- WHAT YOU NEED TO DO -
Counting only lines that hold "June", give the total and nothing more.

======

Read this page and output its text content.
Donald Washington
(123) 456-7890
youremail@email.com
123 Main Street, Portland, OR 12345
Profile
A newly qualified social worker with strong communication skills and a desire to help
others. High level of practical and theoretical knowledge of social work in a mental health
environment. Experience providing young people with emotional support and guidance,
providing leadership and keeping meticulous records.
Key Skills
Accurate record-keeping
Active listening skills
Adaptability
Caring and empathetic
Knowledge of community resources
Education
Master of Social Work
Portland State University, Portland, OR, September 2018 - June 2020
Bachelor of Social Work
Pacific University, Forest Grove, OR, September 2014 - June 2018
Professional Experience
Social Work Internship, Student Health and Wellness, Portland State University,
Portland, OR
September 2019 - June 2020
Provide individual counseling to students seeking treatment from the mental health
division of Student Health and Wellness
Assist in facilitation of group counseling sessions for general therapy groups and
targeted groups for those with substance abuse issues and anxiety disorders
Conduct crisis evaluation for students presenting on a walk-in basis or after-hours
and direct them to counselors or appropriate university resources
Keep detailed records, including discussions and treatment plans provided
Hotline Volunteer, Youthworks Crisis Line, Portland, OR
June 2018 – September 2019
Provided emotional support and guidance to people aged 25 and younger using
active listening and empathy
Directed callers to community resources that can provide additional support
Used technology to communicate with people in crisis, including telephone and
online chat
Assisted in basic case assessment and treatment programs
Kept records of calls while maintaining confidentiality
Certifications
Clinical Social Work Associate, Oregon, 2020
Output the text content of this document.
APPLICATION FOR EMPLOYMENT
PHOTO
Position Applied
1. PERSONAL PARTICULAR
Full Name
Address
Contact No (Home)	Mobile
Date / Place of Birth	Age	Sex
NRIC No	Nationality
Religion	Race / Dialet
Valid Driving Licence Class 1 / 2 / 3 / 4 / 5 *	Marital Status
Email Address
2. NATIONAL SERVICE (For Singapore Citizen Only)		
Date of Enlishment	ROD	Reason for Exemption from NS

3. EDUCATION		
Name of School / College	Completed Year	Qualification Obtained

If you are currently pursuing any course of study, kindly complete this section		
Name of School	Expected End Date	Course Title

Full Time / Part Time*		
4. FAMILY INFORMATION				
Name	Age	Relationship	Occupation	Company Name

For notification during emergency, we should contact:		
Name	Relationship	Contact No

======

- OUTPUT BELOW -
4